> Records shown:
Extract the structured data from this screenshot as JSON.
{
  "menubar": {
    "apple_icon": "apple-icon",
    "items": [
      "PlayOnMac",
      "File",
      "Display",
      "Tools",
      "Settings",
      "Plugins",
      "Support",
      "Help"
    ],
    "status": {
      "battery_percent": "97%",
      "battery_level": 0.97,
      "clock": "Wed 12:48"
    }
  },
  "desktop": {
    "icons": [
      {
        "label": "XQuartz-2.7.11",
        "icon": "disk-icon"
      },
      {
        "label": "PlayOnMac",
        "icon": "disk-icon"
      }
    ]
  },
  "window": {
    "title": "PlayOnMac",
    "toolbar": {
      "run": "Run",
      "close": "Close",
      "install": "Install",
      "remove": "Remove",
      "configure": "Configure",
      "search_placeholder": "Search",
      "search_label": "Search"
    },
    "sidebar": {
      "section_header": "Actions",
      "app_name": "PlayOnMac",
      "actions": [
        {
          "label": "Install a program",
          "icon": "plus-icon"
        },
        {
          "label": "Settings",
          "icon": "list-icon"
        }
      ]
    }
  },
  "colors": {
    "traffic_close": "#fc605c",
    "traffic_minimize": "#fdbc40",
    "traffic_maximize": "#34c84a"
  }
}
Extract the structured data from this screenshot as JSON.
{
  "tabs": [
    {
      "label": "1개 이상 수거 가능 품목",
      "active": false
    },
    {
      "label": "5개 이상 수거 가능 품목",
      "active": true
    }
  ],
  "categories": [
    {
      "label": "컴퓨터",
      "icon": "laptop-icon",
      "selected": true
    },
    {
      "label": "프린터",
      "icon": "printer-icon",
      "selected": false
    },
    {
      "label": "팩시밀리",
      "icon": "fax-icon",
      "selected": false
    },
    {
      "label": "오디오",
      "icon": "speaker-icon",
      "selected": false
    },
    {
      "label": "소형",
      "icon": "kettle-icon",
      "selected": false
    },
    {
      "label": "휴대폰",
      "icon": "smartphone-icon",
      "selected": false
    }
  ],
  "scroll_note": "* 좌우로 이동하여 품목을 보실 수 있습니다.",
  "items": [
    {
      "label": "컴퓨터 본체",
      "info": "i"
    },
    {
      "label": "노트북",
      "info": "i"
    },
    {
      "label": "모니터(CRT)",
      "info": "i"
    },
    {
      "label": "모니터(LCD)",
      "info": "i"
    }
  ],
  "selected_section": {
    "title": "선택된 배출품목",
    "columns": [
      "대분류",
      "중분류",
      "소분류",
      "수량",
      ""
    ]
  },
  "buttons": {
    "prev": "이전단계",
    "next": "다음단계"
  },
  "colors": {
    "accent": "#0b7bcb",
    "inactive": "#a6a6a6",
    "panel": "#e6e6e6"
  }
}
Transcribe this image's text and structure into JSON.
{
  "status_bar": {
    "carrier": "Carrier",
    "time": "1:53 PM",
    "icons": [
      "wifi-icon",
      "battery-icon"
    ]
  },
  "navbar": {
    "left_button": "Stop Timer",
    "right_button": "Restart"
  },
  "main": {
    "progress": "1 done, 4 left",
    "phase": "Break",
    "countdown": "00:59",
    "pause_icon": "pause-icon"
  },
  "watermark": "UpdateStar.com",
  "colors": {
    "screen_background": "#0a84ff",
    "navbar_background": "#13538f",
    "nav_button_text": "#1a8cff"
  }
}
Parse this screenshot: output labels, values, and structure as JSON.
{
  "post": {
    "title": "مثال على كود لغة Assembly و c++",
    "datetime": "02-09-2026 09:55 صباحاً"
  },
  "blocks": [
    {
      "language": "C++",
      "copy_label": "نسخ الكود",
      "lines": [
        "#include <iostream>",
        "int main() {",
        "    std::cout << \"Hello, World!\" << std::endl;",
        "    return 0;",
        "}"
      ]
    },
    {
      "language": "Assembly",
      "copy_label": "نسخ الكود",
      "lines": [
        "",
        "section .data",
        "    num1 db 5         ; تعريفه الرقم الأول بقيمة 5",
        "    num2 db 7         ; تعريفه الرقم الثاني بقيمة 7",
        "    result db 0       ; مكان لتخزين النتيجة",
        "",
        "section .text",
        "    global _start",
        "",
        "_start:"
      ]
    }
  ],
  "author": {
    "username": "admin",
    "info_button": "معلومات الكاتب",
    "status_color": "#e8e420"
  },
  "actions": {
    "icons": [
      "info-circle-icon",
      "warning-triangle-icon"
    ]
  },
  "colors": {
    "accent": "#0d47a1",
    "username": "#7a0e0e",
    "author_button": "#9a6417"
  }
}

> Work to do: All lines from the one that contains "Transcribe this image's" through the end of the material are to be quoted exactly, with both ends included.

> Answer to this exercise:
Transcribe this image's text and structure into JSON.
{
  "status_bar": {
    "carrier": "Carrier",
    "time": "1:53 PM",
    "icons": [
      "wifi-icon",
      "battery-icon"
    ]
  },
  "navbar": {
    "left_button": "Stop Timer",
    "right_button": "Restart"
  },
  "main": {
    "progress": "1 done, 4 left",
    "phase": "Break",
    "countdown": "00:59",
    "pause_icon": "pause-icon"
  },
  "watermark": "UpdateStar.com",
  "colors": {
    "screen_background": "#0a84ff",
    "navbar_background": "#13538f",
    "nav_button_text": "#1a8cff"
  }
}
Parse this screenshot: output labels, values, and structure as JSON.
{
  "post": {
    "title": "مثال على كود لغة Assembly و c++",
    "datetime": "02-09-2026 09:55 صباحاً"
  },
  "blocks": [
    {
      "language": "C++",
      "copy_label": "نسخ الكود",
      "lines": [
        "#include <iostream>",
        "int main() {",
        "    std::cout << \"Hello, World!\" << std::endl;",
        "    return 0;",
        "}"
      ]
    },
    {
      "language": "Assembly",
      "copy_label": "نسخ الكود",
      "lines": [
        "",
        "section .data",
        "    num1 db 5         ; تعريفه الرقم الأول بقيمة 5",
        "    num2 db 7         ; تعريفه الرقم الثاني بقيمة 7",
        "    result db 0       ; مكان لتخزين النتيجة",
        "",
        "section .text",
        "    global _start",
        "",
        "_start:"
      ]
    }
  ],
  "author": {
    "username": "admin",
    "info_button": "معلومات الكاتب",
    "status_color": "#e8e420"
  },
  "actions": {
    "icons": [
      "info-circle-icon",
      "warning-triangle-icon"
    ]
  },
  "colors": {
    "accent": "#0d47a1",
    "username": "#7a0e0e",
    "author_button": "#9a6417"
  }
}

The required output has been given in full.